- Written instruction -
Take every line from the listing below that contains "Diversity".

═════ Stored records ═════

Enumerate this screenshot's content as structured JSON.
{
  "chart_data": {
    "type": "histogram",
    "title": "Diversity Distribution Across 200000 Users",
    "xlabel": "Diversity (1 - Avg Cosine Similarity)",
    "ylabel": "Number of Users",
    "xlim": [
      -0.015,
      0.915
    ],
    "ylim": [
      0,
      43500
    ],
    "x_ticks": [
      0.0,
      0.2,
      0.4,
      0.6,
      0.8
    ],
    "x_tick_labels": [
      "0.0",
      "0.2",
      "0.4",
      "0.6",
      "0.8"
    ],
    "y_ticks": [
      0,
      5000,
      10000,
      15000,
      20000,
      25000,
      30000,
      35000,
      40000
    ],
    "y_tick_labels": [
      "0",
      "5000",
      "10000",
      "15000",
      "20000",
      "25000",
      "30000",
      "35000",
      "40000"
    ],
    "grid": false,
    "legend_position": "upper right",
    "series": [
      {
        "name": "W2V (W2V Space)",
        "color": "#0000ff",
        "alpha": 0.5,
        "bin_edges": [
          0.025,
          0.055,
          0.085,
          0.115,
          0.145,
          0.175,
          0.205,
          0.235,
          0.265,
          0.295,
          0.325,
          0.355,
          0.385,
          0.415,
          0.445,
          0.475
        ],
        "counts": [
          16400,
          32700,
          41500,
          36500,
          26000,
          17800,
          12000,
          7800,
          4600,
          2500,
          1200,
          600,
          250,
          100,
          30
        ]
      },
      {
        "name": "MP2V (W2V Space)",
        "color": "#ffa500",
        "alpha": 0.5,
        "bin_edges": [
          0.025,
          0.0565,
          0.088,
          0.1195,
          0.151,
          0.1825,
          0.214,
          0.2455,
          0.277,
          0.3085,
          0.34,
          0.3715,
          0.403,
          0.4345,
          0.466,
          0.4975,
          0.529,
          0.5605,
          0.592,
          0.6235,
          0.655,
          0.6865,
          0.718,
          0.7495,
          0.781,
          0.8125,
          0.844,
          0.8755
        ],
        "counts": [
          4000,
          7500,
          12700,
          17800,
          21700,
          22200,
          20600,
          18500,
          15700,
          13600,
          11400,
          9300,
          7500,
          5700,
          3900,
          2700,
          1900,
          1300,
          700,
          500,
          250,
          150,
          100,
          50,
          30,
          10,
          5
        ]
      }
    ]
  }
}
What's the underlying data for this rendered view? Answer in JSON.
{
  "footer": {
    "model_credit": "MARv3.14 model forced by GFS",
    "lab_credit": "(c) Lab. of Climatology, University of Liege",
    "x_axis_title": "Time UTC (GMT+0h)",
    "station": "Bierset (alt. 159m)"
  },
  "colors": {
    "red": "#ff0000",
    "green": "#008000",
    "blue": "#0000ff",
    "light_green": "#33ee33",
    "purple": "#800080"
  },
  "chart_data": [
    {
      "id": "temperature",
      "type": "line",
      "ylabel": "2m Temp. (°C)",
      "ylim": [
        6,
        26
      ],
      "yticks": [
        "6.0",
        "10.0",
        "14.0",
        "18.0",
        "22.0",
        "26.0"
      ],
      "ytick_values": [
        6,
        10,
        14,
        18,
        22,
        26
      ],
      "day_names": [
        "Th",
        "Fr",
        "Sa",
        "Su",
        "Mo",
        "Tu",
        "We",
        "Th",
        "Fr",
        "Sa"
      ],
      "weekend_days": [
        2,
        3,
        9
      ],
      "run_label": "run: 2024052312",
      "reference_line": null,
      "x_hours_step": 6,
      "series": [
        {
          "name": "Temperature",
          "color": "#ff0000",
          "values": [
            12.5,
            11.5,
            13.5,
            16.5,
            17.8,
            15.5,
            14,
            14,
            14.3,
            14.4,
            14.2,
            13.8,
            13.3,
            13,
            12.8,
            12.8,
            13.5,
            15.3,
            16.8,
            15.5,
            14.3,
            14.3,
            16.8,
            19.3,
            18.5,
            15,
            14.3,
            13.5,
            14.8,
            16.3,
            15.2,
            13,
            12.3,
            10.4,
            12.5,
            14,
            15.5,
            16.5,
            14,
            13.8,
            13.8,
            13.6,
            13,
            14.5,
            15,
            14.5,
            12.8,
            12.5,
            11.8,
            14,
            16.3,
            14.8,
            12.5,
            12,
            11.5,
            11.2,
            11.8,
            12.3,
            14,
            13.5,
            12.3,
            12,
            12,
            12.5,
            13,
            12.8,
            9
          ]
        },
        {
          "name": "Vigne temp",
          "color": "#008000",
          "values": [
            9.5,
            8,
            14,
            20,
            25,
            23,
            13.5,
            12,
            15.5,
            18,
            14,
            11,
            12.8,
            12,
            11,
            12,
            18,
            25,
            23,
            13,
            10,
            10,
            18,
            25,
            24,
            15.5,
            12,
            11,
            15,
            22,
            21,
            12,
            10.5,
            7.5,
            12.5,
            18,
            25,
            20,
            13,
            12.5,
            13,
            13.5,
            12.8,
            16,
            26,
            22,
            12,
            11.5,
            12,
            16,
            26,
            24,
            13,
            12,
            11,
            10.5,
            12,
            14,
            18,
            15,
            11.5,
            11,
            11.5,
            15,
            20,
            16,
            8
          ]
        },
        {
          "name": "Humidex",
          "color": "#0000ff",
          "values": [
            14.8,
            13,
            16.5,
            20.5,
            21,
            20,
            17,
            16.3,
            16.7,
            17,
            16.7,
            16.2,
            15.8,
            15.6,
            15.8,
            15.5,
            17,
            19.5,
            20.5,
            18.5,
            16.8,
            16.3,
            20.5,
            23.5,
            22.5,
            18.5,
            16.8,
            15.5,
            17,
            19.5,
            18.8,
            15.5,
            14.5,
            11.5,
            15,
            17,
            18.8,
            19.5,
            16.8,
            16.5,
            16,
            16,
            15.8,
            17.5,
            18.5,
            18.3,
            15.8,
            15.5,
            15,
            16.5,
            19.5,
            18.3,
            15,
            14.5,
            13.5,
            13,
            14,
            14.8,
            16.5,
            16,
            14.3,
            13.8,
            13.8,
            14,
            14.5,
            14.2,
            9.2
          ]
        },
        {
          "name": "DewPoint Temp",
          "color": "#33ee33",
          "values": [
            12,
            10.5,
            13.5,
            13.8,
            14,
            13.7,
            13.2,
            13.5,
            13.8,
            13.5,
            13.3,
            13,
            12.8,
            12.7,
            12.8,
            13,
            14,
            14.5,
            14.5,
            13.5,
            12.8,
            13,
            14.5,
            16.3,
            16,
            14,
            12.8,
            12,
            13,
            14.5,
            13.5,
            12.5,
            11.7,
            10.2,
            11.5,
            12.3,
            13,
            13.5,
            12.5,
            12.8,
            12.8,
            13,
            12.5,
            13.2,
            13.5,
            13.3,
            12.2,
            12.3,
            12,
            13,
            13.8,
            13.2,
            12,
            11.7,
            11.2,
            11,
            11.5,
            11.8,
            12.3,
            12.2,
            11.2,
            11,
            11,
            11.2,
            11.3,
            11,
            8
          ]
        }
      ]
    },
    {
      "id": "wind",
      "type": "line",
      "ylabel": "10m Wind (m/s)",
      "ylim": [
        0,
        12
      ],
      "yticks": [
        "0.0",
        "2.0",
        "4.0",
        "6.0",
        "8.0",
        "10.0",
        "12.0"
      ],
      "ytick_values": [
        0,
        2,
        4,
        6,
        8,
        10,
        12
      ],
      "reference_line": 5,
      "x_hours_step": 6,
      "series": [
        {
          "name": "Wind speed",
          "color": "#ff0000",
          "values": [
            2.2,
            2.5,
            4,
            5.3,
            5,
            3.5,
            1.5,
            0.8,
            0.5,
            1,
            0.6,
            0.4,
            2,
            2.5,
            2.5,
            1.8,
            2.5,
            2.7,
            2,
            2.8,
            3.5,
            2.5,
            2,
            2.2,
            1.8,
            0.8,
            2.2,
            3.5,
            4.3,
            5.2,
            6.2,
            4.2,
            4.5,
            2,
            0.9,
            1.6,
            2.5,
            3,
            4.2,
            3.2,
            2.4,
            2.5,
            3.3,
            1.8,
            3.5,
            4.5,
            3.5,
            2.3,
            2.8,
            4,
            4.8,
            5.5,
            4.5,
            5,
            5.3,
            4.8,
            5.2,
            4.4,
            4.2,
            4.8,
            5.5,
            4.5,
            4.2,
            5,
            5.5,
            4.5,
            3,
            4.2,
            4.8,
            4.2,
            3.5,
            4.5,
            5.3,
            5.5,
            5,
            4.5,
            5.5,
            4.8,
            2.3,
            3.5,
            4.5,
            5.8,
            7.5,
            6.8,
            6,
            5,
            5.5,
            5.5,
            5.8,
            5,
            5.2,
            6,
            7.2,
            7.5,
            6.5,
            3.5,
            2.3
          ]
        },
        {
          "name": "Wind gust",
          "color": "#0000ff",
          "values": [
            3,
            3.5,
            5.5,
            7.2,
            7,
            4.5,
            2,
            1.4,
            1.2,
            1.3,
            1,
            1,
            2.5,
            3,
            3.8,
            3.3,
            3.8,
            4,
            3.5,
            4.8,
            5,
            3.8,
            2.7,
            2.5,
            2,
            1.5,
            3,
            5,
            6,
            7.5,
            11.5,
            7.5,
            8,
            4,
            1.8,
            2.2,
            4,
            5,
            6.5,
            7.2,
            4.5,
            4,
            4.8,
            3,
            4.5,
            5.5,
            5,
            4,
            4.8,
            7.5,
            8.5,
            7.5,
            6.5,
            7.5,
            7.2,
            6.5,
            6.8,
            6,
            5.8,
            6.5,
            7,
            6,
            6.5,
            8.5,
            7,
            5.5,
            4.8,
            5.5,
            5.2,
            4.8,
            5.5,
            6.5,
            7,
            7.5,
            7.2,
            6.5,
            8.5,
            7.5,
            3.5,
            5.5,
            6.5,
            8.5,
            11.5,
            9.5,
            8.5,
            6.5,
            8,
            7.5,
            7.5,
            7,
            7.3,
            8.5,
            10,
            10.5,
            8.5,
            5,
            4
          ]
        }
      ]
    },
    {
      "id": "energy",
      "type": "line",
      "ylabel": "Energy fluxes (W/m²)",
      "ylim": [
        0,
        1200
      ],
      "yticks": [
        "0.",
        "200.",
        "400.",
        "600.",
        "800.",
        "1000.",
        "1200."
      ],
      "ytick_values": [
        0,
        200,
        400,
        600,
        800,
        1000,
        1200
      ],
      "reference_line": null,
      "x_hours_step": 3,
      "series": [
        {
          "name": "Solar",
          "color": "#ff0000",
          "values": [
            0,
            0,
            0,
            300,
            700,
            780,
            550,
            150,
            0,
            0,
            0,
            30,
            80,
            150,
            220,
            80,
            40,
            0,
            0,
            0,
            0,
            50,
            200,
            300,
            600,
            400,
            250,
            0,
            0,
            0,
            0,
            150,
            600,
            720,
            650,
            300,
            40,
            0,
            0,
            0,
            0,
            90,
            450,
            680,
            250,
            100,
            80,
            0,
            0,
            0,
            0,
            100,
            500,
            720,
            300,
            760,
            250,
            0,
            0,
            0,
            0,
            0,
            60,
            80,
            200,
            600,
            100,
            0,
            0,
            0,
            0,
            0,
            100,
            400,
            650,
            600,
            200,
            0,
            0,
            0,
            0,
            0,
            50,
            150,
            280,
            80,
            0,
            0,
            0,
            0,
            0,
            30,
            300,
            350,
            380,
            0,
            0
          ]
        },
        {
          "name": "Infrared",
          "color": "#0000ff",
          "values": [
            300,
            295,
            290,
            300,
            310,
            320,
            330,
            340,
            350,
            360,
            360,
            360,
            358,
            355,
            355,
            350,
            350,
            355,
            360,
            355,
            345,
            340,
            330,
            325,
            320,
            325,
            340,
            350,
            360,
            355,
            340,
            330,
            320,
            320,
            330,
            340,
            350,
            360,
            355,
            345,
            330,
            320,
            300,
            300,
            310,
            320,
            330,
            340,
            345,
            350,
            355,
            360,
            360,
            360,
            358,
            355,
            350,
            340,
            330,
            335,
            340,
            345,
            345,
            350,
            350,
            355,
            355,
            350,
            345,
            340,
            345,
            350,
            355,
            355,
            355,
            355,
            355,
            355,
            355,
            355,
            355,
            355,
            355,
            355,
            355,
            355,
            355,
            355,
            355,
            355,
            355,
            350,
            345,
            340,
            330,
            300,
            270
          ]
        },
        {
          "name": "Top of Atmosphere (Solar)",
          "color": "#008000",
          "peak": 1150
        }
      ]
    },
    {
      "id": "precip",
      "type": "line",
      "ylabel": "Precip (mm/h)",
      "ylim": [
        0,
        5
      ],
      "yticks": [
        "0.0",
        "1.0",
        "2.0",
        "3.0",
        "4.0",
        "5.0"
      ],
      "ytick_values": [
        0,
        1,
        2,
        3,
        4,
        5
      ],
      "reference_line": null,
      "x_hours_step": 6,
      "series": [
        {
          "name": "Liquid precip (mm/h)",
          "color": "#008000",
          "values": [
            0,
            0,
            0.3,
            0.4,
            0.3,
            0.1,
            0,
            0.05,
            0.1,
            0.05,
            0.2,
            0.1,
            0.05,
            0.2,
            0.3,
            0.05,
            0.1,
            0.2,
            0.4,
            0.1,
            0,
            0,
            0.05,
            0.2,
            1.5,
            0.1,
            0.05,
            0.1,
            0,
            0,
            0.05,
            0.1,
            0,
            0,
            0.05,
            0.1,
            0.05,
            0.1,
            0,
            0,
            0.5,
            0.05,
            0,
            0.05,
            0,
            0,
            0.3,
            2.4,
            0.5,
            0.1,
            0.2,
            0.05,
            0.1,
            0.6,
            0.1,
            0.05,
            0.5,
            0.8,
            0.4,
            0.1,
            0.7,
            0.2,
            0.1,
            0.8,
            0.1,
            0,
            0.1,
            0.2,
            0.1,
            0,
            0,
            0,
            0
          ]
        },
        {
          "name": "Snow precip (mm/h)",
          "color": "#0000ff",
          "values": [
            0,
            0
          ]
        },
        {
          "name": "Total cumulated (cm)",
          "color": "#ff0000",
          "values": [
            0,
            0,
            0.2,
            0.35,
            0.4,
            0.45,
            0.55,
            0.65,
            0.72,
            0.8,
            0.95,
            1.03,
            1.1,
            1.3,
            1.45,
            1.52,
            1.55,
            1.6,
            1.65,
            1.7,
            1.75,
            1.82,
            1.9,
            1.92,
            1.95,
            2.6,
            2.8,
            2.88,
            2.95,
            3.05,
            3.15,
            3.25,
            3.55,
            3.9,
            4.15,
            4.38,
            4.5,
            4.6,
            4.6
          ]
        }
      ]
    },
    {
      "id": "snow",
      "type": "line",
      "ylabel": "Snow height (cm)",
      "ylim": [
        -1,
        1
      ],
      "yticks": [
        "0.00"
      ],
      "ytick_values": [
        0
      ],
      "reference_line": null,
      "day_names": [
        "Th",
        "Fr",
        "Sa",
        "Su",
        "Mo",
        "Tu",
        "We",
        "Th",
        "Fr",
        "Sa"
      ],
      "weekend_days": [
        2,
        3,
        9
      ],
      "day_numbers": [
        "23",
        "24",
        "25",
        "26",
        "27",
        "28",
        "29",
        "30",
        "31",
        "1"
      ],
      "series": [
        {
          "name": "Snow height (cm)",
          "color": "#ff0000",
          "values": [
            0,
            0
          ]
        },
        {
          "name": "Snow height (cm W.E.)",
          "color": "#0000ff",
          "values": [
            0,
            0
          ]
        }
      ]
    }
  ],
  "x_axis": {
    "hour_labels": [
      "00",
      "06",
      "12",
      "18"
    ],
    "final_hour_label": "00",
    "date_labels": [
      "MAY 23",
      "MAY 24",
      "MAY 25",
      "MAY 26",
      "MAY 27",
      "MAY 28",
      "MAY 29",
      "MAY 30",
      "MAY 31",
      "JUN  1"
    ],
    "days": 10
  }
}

═════

- Final result -
    "title": "Diversity Distribution Across 200000 Users",
    "xlabel": "Diversity (1 - Avg Cosine Similarity)",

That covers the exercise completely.